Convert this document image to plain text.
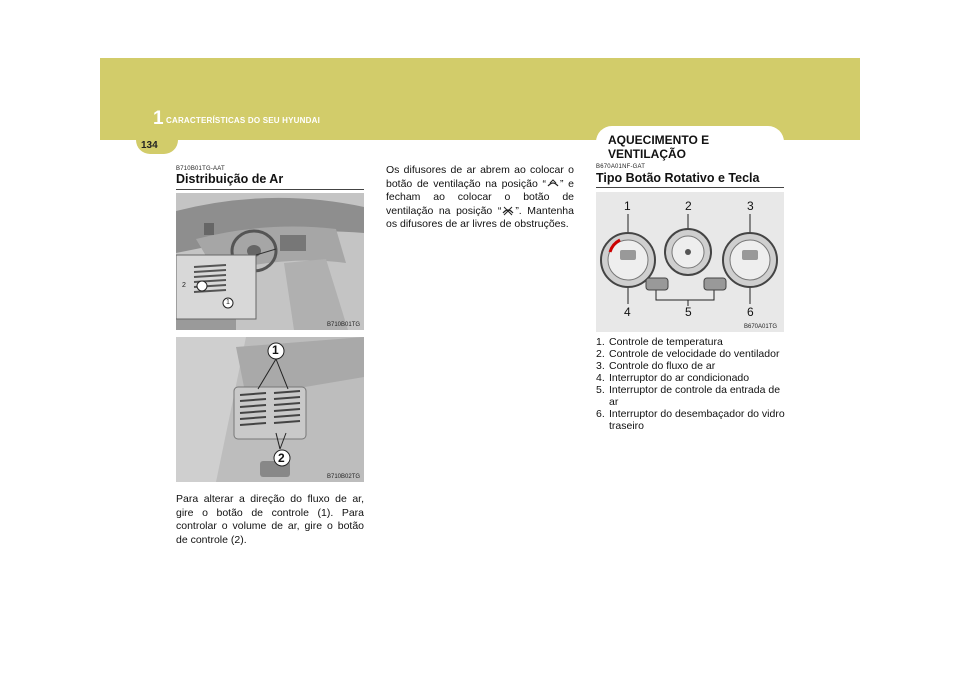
1 CARACTERÍSTICAS DO SEU HYUNDAI
134	AQUECIMENTO E VENTILAÇÃO
B710B01TG-AAT
Distribuição de Ar
2
1
B710B01TG
1
2
B710B02TG
Para alterar a direção do fluxo de ar, gire o botão de controle (1). Para controlar o volume de ar, gire o botão de controle (2).
Os difusores de ar abrem ao colocar o botão de ventilação na posição “ ” e fecham ao colocar o botão de ventilação na posição “ ”. Mantenha os difusores de ar livres de obstruções.
B670A01NF-GAT
Tipo Botão Rotativo e Tecla
1	2	3
4	5	6
B670A01TG
1. Controle de temperatura
2. Controle de velocidade do ventilador
3. Controle do fluxo de ar
4. Interruptor do ar condicionado
5. Interruptor de controle da entrada de ar
6. Interruptor do desembaçador do vidro traseiro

◇ ◇ ◇ ◇ ◇

Identify each line in the records above that contains the word "fluxo", and copy it out in full.

*OUTPUT OF THE EXERCISE*
Para alterar a direção do fluxo de ar, gire o botão de controle (1). Para controlar o volume de ar, gire o botão de controle (2).
3. Controle do fluxo de ar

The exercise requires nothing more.